Work required:
Look through the listing below and report how many lines contain "zasady", as a bare number.

Record extracts:
────────

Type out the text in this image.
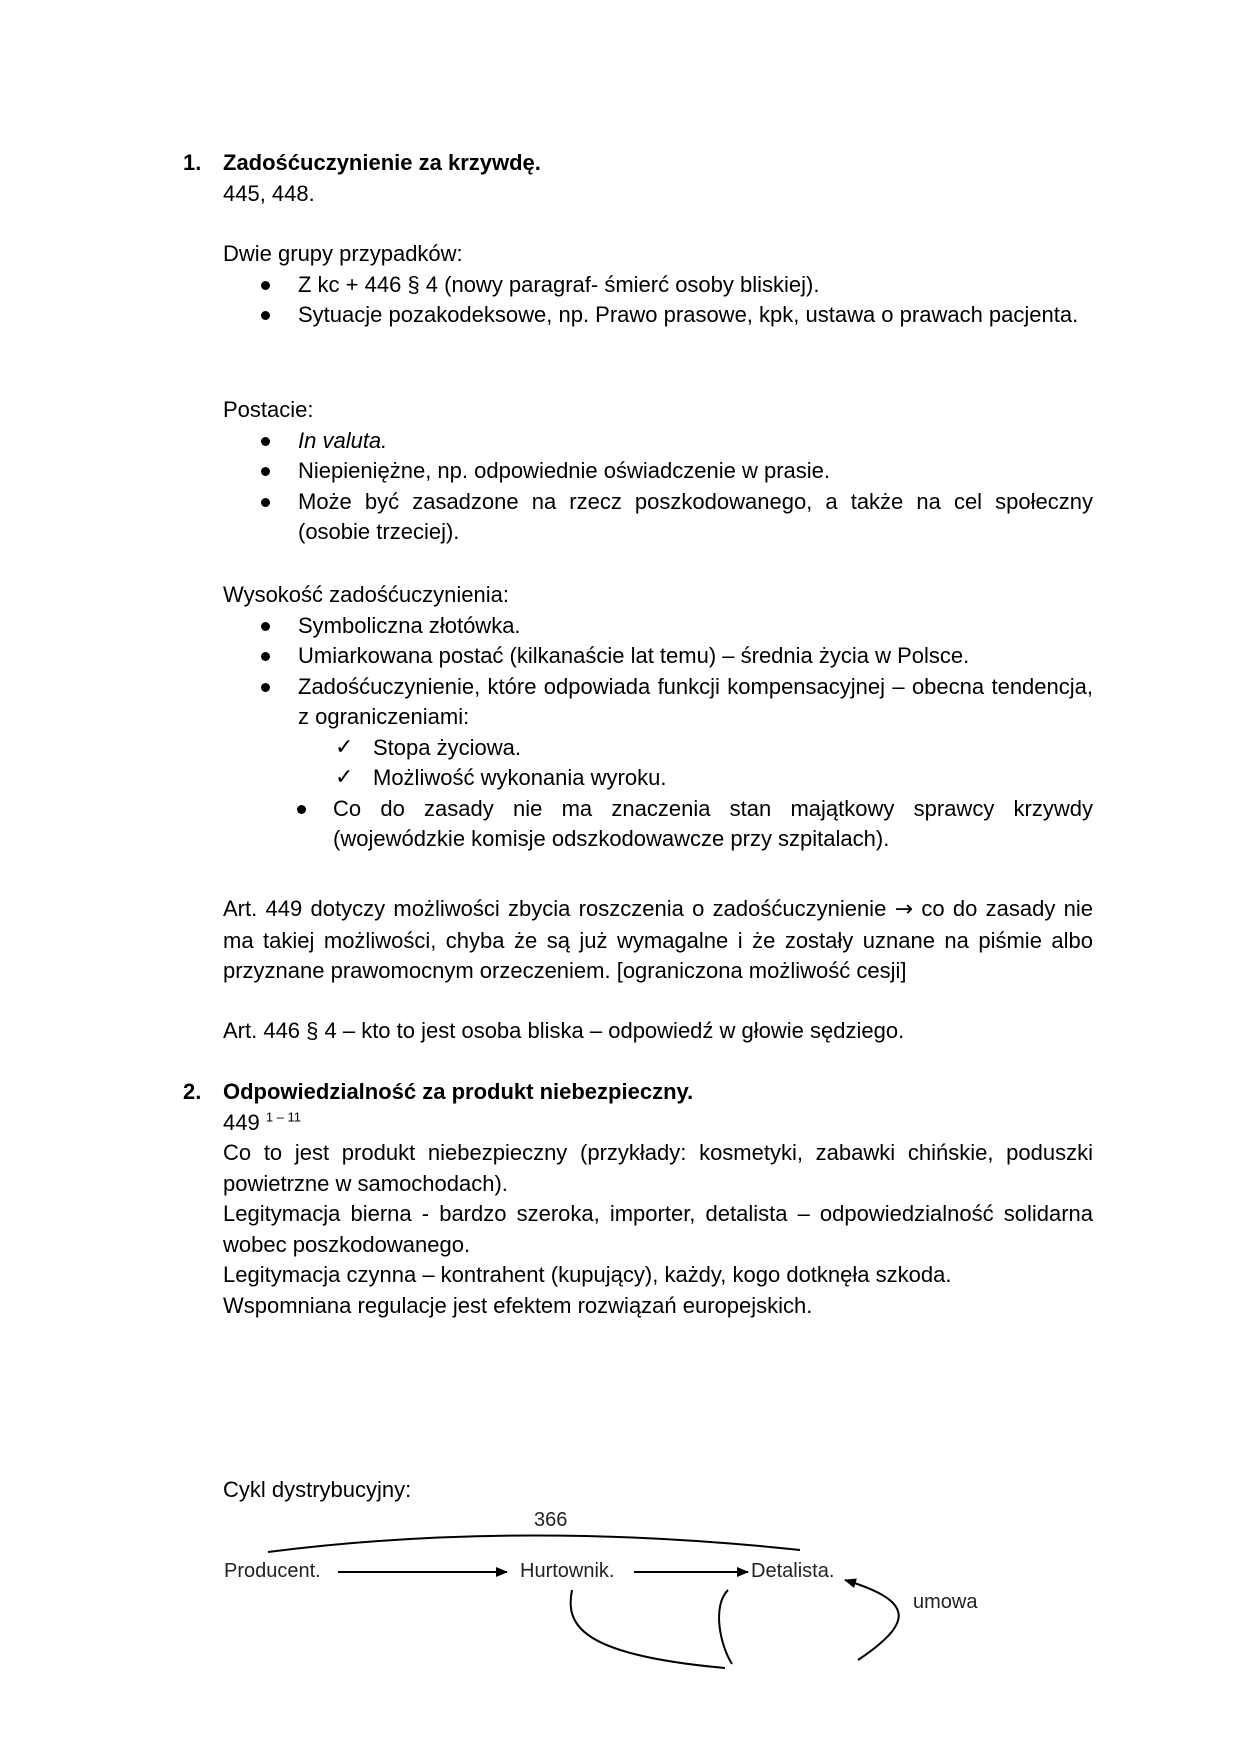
1. Zadośćuczynienie za krzywdę.
445, 448.
Dwie grupy przypadków:
Z kc + 446 § 4 (nowy paragraf- śmierć osoby bliskiej).
Sytuacje pozakodeksowe, np. Prawo prasowe, kpk, ustawa o prawach pacjenta.
Postacie:
In valuta.
Niepieniężne, np. odpowiednie oświadczenie w prasie.
Może być zasadzone na rzecz poszkodowanego, a także na cel społeczny (osobie trzeciej).
Wysokość zadośćuczynienia:
Symboliczna złotówka.
Umiarkowana postać (kilkanaście lat temu) – średnia życia w Polsce.
Zadośćuczynienie, które odpowiada funkcji kompensacyjnej – obecna tendencja, z ograniczeniami:
✓ Stopa życiowa.
✓ Możliwość wykonania wyroku.
Co do zasady nie ma znaczenia stan majątkowy sprawcy krzywdy (wojewódzkie komisje odszkodowawcze przy szpitalach).

Art. 449 dotyczy możliwości zbycia roszczenia o zadośćuczynienie → co do zasady nie ma takiej możliwości, chyba że są już wymagalne i że zostały uznane na piśmie albo przyznane prawomocnym orzeczeniem. [ograniczona możliwość cesji]

Art. 446 § 4 – kto to jest osoba bliska – odpowiedź w głowie sędziego.

2. Odpowiedzialność za produkt niebezpieczny.
449 $^{1 - 11}$

Co to jest produkt niebezpieczny (przykłady: kosmetyki, zabawki chińskie, poduszki powietrzne w samochodach).

Legitymacja bierna - bardzo szeroka, importer, detalista – odpowiedzialność solidarna wobec poszkodowanego.

Legitymacja czynna – kontrahent (kupujący), każdy, kogo dotknęła szkoda.

Wspomniana regulacje jest efektem rozwiązań europejskich.

Cykl dystrybucyjny:
366
Producent.	Hurtownik.	Detalista.
umowa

────────

Completed exercise:
2